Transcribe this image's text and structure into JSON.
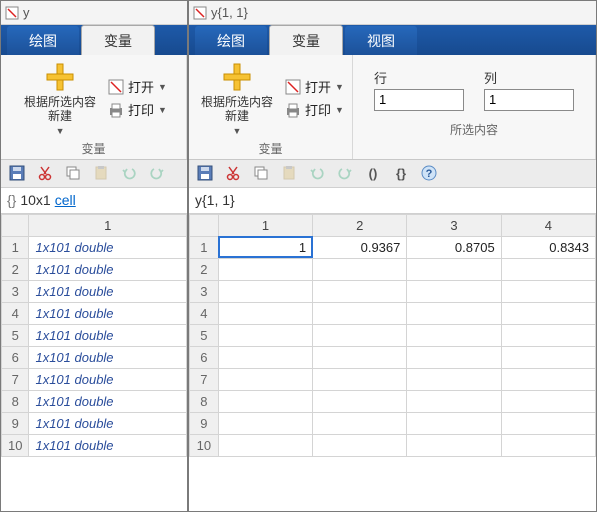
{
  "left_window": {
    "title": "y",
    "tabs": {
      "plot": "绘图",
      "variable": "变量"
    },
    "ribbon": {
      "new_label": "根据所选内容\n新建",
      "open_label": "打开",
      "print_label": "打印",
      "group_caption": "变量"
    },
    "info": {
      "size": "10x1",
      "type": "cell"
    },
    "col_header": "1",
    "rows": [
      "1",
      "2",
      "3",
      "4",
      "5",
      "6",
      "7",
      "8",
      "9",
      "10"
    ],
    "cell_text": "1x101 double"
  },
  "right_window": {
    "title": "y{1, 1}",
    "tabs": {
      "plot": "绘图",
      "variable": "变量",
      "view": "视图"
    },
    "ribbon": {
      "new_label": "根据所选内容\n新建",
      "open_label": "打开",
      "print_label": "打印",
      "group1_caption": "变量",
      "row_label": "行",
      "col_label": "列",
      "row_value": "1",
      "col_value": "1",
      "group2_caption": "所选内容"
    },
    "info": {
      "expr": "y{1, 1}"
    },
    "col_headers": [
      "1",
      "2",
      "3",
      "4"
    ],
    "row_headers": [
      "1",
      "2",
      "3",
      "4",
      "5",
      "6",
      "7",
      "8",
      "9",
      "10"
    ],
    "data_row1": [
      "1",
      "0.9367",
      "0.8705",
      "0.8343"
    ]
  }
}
· · ·
• **Written problem**: Set the pictures aside and transcribe the data above exactly.

• **Finished exercise**:
Transcribe this image's text and structure into JSON.
{
  "left_window": {
    "title": "y",
    "tabs": {
      "plot": "绘图",
      "variable": "变量"
    },
    "ribbon": {
      "new_label": "根据所选内容\n新建",
      "open_label": "打开",
      "print_label": "打印",
      "group_caption": "变量"
    },
    "info": {
      "size": "10x1",
      "type": "cell"
    },
    "col_header": "1",
    "rows": [
      "1",
      "2",
      "3",
      "4",
      "5",
      "6",
      "7",
      "8",
      "9",
      "10"
    ],
    "cell_text": "1x101 double"
  },
  "right_window": {
    "title": "y{1, 1}",
    "tabs": {
      "plot": "绘图",
      "variable": "变量",
      "view": "视图"
    },
    "ribbon": {
      "new_label": "根据所选内容\n新建",
      "open_label": "打开",
      "print_label": "打印",
      "group1_caption": "变量",
      "row_label": "行",
      "col_label": "列",
      "row_value": "1",
      "col_value": "1",
      "group2_caption": "所选内容"
    },
    "info": {
      "expr": "y{1, 1}"
    },
    "col_headers": [
      "1",
      "2",
      "3",
      "4"
    ],
    "row_headers": [
      "1",
      "2",
      "3",
      "4",
      "5",
      "6",
      "7",
      "8",
      "9",
      "10"
    ],
    "data_row1": [
      "1",
      "0.9367",
      "0.8705",
      "0.8343"
    ]
  }
}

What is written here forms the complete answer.